▸ Do this
Print the listing below in its entirety, character for character.

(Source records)

____

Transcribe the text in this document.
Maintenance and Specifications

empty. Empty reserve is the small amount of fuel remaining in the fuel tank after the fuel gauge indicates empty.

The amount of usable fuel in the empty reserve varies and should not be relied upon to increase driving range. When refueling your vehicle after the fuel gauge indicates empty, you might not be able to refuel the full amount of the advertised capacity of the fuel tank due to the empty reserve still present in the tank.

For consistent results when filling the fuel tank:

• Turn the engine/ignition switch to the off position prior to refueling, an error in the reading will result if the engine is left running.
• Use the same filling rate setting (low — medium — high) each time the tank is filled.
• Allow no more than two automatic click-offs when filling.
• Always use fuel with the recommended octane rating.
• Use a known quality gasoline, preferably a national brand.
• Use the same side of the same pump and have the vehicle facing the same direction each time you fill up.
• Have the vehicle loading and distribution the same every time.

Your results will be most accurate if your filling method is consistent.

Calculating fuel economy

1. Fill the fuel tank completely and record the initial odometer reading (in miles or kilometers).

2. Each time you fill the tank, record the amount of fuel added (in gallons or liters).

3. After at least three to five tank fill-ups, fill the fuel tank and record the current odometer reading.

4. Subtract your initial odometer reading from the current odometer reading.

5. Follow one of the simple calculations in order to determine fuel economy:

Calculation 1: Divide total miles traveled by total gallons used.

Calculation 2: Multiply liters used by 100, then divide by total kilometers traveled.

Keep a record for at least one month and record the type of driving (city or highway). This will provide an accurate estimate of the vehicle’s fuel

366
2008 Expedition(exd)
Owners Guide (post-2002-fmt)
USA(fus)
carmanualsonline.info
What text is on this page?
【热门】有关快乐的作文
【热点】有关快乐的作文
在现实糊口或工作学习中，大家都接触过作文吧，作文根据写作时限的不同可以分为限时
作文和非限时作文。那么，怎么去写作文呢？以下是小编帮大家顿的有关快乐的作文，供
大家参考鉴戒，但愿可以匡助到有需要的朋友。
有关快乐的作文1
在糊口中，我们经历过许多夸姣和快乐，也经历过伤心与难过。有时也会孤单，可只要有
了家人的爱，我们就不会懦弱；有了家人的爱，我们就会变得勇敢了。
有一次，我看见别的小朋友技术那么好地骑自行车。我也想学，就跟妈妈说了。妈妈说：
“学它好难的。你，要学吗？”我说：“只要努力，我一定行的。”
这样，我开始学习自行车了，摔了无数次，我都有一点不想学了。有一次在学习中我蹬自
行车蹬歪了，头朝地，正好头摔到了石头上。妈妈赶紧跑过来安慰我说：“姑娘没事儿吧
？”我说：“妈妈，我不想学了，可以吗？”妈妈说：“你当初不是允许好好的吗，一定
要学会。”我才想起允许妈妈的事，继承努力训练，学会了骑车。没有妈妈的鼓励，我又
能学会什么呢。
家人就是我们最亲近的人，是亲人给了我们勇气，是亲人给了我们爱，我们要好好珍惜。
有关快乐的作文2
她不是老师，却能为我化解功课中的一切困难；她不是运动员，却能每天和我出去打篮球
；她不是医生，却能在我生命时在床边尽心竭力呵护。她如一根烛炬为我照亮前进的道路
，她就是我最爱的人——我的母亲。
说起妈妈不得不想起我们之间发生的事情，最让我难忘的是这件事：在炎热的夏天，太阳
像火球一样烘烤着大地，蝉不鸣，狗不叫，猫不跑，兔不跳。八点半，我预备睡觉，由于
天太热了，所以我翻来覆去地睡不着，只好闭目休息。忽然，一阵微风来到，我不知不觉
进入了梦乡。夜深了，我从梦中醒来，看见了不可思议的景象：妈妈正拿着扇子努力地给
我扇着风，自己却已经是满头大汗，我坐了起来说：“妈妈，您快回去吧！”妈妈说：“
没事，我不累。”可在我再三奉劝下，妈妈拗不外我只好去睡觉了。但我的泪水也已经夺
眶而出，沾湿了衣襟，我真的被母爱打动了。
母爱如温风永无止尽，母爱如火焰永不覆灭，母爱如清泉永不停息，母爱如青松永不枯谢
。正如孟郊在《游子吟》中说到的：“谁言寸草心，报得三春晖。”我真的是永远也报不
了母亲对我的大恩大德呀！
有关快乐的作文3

____

▸ Task solution
Transcribe the text in this document.
Maintenance and Specifications

empty. Empty reserve is the small amount of fuel remaining in the fuel tank after the fuel gauge indicates empty.

The amount of usable fuel in the empty reserve varies and should not be relied upon to increase driving range. When refueling your vehicle after the fuel gauge indicates empty, you might not be able to refuel the full amount of the advertised capacity of the fuel tank due to the empty reserve still present in the tank.

For consistent results when filling the fuel tank:

• Turn the engine/ignition switch to the off position prior to refueling, an error in the reading will result if the engine is left running.
• Use the same filling rate setting (low — medium — high) each time the tank is filled.
• Allow no more than two automatic click-offs when filling.
• Always use fuel with the recommended octane rating.
• Use a known quality gasoline, preferably a national brand.
• Use the same side of the same pump and have the vehicle facing the same direction each time you fill up.
• Have the vehicle loading and distribution the same every time.

Your results will be most accurate if your filling method is consistent.

Calculating fuel economy

1. Fill the fuel tank completely and record the initial odometer reading (in miles or kilometers).

2. Each time you fill the tank, record the amount of fuel added (in gallons or liters).

3. After at least three to five tank fill-ups, fill the fuel tank and record the current odometer reading.

4. Subtract your initial odometer reading from the current odometer reading.

5. Follow one of the simple calculations in order to determine fuel economy:

Calculation 1: Divide total miles traveled by total gallons used.

Calculation 2: Multiply liters used by 100, then divide by total kilometers traveled.

Keep a record for at least one month and record the type of driving (city or highway). This will provide an accurate estimate of the vehicle’s fuel

366
2008 Expedition(exd)
Owners Guide (post-2002-fmt)
USA(fus)
carmanualsonline.info
What text is on this page?
【热门】有关快乐的作文
【热点】有关快乐的作文
在现实糊口或工作学习中，大家都接触过作文吧，作文根据写作时限的不同可以分为限时
作文和非限时作文。那么，怎么去写作文呢？以下是小编帮大家顿的有关快乐的作文，供
大家参考鉴戒，但愿可以匡助到有需要的朋友。
有关快乐的作文1
在糊口中，我们经历过许多夸姣和快乐，也经历过伤心与难过。有时也会孤单，可只要有
了家人的爱，我们就不会懦弱；有了家人的爱，我们就会变得勇敢了。
有一次，我看见别的小朋友技术那么好地骑自行车。我也想学，就跟妈妈说了。妈妈说：
“学它好难的。你，要学吗？”我说：“只要努力，我一定行的。”
这样，我开始学习自行车了，摔了无数次，我都有一点不想学了。有一次在学习中我蹬自
行车蹬歪了，头朝地，正好头摔到了石头上。妈妈赶紧跑过来安慰我说：“姑娘没事儿吧
？”我说：“妈妈，我不想学了，可以吗？”妈妈说：“你当初不是允许好好的吗，一定
要学会。”我才想起允许妈妈的事，继承努力训练，学会了骑车。没有妈妈的鼓励，我又
能学会什么呢。
家人就是我们最亲近的人，是亲人给了我们勇气，是亲人给了我们爱，我们要好好珍惜。
有关快乐的作文2
她不是老师，却能为我化解功课中的一切困难；她不是运动员，却能每天和我出去打篮球
；她不是医生，却能在我生命时在床边尽心竭力呵护。她如一根烛炬为我照亮前进的道路
，她就是我最爱的人——我的母亲。
说起妈妈不得不想起我们之间发生的事情，最让我难忘的是这件事：在炎热的夏天，太阳
像火球一样烘烤着大地，蝉不鸣，狗不叫，猫不跑，兔不跳。八点半，我预备睡觉，由于
天太热了，所以我翻来覆去地睡不着，只好闭目休息。忽然，一阵微风来到，我不知不觉
进入了梦乡。夜深了，我从梦中醒来，看见了不可思议的景象：妈妈正拿着扇子努力地给
我扇着风，自己却已经是满头大汗，我坐了起来说：“妈妈，您快回去吧！”妈妈说：“
没事，我不累。”可在我再三奉劝下，妈妈拗不外我只好去睡觉了。但我的泪水也已经夺
眶而出，沾湿了衣襟，我真的被母爱打动了。
母爱如温风永无止尽，母爱如火焰永不覆灭，母爱如清泉永不停息，母爱如青松永不枯谢
。正如孟郊在《游子吟》中说到的：“谁言寸草心，报得三春晖。”我真的是永远也报不
了母亲对我的大恩大德呀！
有关快乐的作文3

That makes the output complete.